## To do:
Quote every line below exactly as it reads.

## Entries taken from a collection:
-*-*-
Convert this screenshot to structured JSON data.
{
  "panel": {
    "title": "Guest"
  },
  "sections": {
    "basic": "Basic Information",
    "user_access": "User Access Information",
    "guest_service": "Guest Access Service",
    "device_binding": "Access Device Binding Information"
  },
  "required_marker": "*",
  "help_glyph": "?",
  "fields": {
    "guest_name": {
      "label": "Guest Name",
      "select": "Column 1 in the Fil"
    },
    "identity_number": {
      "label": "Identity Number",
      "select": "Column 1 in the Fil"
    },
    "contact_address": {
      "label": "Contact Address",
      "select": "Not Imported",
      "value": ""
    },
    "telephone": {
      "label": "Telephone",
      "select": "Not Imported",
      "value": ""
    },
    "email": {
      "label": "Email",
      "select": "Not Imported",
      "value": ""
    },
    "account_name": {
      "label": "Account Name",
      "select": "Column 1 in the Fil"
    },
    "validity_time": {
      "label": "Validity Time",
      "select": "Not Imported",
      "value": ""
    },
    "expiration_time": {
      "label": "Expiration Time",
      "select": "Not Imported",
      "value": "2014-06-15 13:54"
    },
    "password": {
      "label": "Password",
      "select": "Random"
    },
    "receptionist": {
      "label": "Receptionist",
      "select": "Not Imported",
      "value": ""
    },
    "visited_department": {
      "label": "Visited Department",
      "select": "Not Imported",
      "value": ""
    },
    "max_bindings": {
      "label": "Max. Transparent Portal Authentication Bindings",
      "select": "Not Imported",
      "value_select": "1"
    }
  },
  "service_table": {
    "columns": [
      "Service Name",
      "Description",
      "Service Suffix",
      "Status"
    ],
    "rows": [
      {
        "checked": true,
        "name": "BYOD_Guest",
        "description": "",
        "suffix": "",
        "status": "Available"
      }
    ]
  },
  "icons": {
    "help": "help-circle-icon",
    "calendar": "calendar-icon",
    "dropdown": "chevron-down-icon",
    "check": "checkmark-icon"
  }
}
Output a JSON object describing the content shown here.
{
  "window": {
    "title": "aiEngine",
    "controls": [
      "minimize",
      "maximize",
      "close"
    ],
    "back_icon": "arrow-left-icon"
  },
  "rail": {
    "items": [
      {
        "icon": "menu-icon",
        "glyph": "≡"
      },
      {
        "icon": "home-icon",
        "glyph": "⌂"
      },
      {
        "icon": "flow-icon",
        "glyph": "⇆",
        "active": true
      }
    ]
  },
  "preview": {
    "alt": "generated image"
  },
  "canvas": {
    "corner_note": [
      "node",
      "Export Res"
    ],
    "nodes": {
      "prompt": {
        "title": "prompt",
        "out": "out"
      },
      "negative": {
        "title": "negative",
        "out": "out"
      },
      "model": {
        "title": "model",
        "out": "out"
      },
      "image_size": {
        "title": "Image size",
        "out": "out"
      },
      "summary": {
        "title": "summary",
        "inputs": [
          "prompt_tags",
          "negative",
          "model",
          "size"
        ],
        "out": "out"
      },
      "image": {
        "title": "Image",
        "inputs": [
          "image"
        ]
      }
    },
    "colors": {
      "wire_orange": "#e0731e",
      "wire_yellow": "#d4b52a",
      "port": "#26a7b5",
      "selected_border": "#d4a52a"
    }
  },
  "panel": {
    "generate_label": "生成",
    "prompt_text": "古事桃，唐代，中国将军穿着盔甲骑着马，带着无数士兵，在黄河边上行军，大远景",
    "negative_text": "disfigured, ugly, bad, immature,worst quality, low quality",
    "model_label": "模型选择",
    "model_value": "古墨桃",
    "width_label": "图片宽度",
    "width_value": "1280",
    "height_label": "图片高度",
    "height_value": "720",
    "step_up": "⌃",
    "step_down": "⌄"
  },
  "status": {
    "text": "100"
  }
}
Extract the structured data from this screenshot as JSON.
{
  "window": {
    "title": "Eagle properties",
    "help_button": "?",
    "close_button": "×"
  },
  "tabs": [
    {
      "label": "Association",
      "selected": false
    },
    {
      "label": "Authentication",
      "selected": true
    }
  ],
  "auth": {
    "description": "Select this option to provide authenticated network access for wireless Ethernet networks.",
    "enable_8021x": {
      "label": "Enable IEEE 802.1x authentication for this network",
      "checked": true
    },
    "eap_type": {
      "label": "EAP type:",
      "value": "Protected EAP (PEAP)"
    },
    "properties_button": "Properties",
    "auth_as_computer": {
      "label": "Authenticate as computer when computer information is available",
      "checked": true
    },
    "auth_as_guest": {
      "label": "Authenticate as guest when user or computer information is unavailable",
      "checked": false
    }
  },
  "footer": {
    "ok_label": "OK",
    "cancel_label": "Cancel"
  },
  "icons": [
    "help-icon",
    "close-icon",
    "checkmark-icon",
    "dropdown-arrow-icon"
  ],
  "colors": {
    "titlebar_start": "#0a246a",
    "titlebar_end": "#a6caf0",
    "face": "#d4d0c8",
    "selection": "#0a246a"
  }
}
-*-*-
## Task answer:
Convert this screenshot to structured JSON data.
{
  "panel": {
    "title": "Guest"
  },
  "sections": {
    "basic": "Basic Information",
    "user_access": "User Access Information",
    "guest_service": "Guest Access Service",
    "device_binding": "Access Device Binding Information"
  },
  "required_marker": "*",
  "help_glyph": "?",
  "fields": {
    "guest_name": {
      "label": "Guest Name",
      "select": "Column 1 in the Fil"
    },
    "identity_number": {
      "label": "Identity Number",
      "select": "Column 1 in the Fil"
    },
    "contact_address": {
      "label": "Contact Address",
      "select": "Not Imported",
      "value": ""
    },
    "telephone": {
      "label": "Telephone",
      "select": "Not Imported",
      "value": ""
    },
    "email": {
      "label": "Email",
      "select": "Not Imported",
      "value": ""
    },
    "account_name": {
      "label": "Account Name",
      "select": "Column 1 in the Fil"
    },
    "validity_time": {
      "label": "Validity Time",
      "select": "Not Imported",
      "value": ""
    },
    "expiration_time": {
      "label": "Expiration Time",
      "select": "Not Imported",
      "value": "2014-06-15 13:54"
    },
    "password": {
      "label": "Password",
      "select": "Random"
    },
    "receptionist": {
      "label": "Receptionist",
      "select": "Not Imported",
      "value": ""
    },
    "visited_department": {
      "label": "Visited Department",
      "select": "Not Imported",
      "value": ""
    },
    "max_bindings": {
      "label": "Max. Transparent Portal Authentication Bindings",
      "select": "Not Imported",
      "value_select": "1"
    }
  },
  "service_table": {
    "columns": [
      "Service Name",
      "Description",
      "Service Suffix",
      "Status"
    ],
    "rows": [
      {
        "checked": true,
        "name": "BYOD_Guest",
        "description": "",
        "suffix": "",
        "status": "Available"
      }
    ]
  },
  "icons": {
    "help": "help-circle-icon",
    "calendar": "calendar-icon",
    "dropdown": "chevron-down-icon",
    "check": "checkmark-icon"
  }
}
Output a JSON object describing the content shown here.
{
  "window": {
    "title": "aiEngine",
    "controls": [
      "minimize",
      "maximize",
      "close"
    ],
    "back_icon": "arrow-left-icon"
  },
  "rail": {
    "items": [
      {
        "icon": "menu-icon",
        "glyph": "≡"
      },
      {
        "icon": "home-icon",
        "glyph": "⌂"
      },
      {
        "icon": "flow-icon",
        "glyph": "⇆",
        "active": true
      }
    ]
  },
  "preview": {
    "alt": "generated image"
  },
  "canvas": {
    "corner_note": [
      "node",
      "Export Res"
    ],
    "nodes": {
      "prompt": {
        "title": "prompt",
        "out": "out"
      },
      "negative": {
        "title": "negative",
        "out": "out"
      },
      "model": {
        "title": "model",
        "out": "out"
      },
      "image_size": {
        "title": "Image size",
        "out": "out"
      },
      "summary": {
        "title": "summary",
        "inputs": [
          "prompt_tags",
          "negative",
          "model",
          "size"
        ],
        "out": "out"
      },
      "image": {
        "title": "Image",
        "inputs": [
          "image"
        ]
      }
    },
    "colors": {
      "wire_orange": "#e0731e",
      "wire_yellow": "#d4b52a",
      "port": "#26a7b5",
      "selected_border": "#d4a52a"
    }
  },
  "panel": {
    "generate_label": "生成",
    "prompt_text": "古事桃，唐代，中国将军穿着盔甲骑着马，带着无数士兵，在黄河边上行军，大远景",
    "negative_text": "disfigured, ugly, bad, immature,worst quality, low quality",
    "model_label": "模型选择",
    "model_value": "古墨桃",
    "width_label": "图片宽度",
    "width_value": "1280",
    "height_label": "图片高度",
    "height_value": "720",
    "step_up": "⌃",
    "step_down": "⌄"
  },
  "status": {
    "text": "100"
  }
}
Extract the structured data from this screenshot as JSON.
{
  "window": {
    "title": "Eagle properties",
    "help_button": "?",
    "close_button": "×"
  },
  "tabs": [
    {
      "label": "Association",
      "selected": false
    },
    {
      "label": "Authentication",
      "selected": true
    }
  ],
  "auth": {
    "description": "Select this option to provide authenticated network access for wireless Ethernet networks.",
    "enable_8021x": {
      "label": "Enable IEEE 802.1x authentication for this network",
      "checked": true
    },
    "eap_type": {
      "label": "EAP type:",
      "value": "Protected EAP (PEAP)"
    },
    "properties_button": "Properties",
    "auth_as_computer": {
      "label": "Authenticate as computer when computer information is available",
      "checked": true
    },
    "auth_as_guest": {
      "label": "Authenticate as guest when user or computer information is unavailable",
      "checked": false
    }
  },
  "footer": {
    "ok_label": "OK",
    "cancel_label": "Cancel"
  },
  "icons": [
    "help-icon",
    "close-icon",
    "checkmark-icon",
    "dropdown-arrow-icon"
  ],
  "colors": {
    "titlebar_start": "#0a246a",
    "titlebar_end": "#a6caf0",
    "face": "#d4d0c8",
    "selection": "#0a246a"
  }
}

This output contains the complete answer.